Part of a data file
==============================

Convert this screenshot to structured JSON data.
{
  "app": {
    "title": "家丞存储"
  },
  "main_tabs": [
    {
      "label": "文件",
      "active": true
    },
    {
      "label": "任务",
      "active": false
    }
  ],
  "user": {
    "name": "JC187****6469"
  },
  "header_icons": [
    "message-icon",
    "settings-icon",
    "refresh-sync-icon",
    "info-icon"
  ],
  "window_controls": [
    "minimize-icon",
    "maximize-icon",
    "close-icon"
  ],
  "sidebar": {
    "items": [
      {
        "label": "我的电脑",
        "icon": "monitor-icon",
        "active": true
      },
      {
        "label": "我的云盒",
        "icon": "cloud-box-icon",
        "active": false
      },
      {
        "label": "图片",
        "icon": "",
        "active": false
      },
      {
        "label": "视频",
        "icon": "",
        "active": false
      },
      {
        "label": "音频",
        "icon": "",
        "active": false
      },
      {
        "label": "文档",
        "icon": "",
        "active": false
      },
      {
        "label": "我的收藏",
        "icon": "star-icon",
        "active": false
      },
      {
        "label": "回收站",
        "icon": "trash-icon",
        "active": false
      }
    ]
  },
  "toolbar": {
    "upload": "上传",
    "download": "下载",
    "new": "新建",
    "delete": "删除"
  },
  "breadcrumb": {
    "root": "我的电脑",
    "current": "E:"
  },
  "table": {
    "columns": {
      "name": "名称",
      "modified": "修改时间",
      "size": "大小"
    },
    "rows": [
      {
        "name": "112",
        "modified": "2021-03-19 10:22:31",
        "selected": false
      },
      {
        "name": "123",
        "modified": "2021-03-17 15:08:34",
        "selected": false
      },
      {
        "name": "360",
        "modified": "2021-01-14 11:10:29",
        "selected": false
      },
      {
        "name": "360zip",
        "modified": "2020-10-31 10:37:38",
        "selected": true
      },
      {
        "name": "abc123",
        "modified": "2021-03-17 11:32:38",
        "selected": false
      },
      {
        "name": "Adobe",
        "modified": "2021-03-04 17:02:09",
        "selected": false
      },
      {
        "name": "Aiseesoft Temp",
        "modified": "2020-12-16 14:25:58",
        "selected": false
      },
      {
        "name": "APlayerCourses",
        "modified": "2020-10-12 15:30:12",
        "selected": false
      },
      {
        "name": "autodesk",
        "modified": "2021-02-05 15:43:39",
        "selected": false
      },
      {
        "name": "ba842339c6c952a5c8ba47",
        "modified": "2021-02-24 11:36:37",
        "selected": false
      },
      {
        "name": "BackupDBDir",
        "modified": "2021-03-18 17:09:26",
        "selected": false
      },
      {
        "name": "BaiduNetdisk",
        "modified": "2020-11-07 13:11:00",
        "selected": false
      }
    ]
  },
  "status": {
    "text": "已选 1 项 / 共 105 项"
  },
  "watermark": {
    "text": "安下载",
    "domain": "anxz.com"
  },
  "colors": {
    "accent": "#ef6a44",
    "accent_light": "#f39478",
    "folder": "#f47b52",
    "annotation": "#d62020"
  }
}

==============================

> [Prompt]:
From the records above, please extract every line and repeat it exactly.

> [Result for this exercise]:
Convert this screenshot to structured JSON data.
{
  "app": {
    "title": "家丞存储"
  },
  "main_tabs": [
    {
      "label": "文件",
      "active": true
    },
    {
      "label": "任务",
      "active": false
    }
  ],
  "user": {
    "name": "JC187****6469"
  },
  "header_icons": [
    "message-icon",
    "settings-icon",
    "refresh-sync-icon",
    "info-icon"
  ],
  "window_controls": [
    "minimize-icon",
    "maximize-icon",
    "close-icon"
  ],
  "sidebar": {
    "items": [
      {
        "label": "我的电脑",
        "icon": "monitor-icon",
        "active": true
      },
      {
        "label": "我的云盒",
        "icon": "cloud-box-icon",
        "active": false
      },
      {
        "label": "图片",
        "icon": "",
        "active": false
      },
      {
        "label": "视频",
        "icon": "",
        "active": false
      },
      {
        "label": "音频",
        "icon": "",
        "active": false
      },
      {
        "label": "文档",
        "icon": "",
        "active": false
      },
      {
        "label": "我的收藏",
        "icon": "star-icon",
        "active": false
      },
      {
        "label": "回收站",
        "icon": "trash-icon",
        "active": false
      }
    ]
  },
  "toolbar": {
    "upload": "上传",
    "download": "下载",
    "new": "新建",
    "delete": "删除"
  },
  "breadcrumb": {
    "root": "我的电脑",
    "current": "E:"
  },
  "table": {
    "columns": {
      "name": "名称",
      "modified": "修改时间",
      "size": "大小"
    },
    "rows": [
      {
        "name": "112",
        "modified": "2021-03-19 10:22:31",
        "selected": false
      },
      {
        "name": "123",
        "modified": "2021-03-17 15:08:34",
        "selected": false
      },
      {
        "name": "360",
        "modified": "2021-01-14 11:10:29",
        "selected": false
      },
      {
        "name": "360zip",
        "modified": "2020-10-31 10:37:38",
        "selected": true
      },
      {
        "name": "abc123",
        "modified": "2021-03-17 11:32:38",
        "selected": false
      },
      {
        "name": "Adobe",
        "modified": "2021-03-04 17:02:09",
        "selected": false
      },
      {
        "name": "Aiseesoft Temp",
        "modified": "2020-12-16 14:25:58",
        "selected": false
      },
      {
        "name": "APlayerCourses",
        "modified": "2020-10-12 15:30:12",
        "selected": false
      },
      {
        "name": "autodesk",
        "modified": "2021-02-05 15:43:39",
        "selected": false
      },
      {
        "name": "ba842339c6c952a5c8ba47",
        "modified": "2021-02-24 11:36:37",
        "selected": false
      },
      {
        "name": "BackupDBDir",
        "modified": "2021-03-18 17:09:26",
        "selected": false
      },
      {
        "name": "BaiduNetdisk",
        "modified": "2020-11-07 13:11:00",
        "selected": false
      }
    ]
  },
  "status": {
    "text": "已选 1 项 / 共 105 项"
  },
  "watermark": {
    "text": "安下载",
    "domain": "anxz.com"
  },
  "colors": {
    "accent": "#ef6a44",
    "accent_light": "#f39478",
    "folder": "#f47b52",
    "annotation": "#d62020"
  }
}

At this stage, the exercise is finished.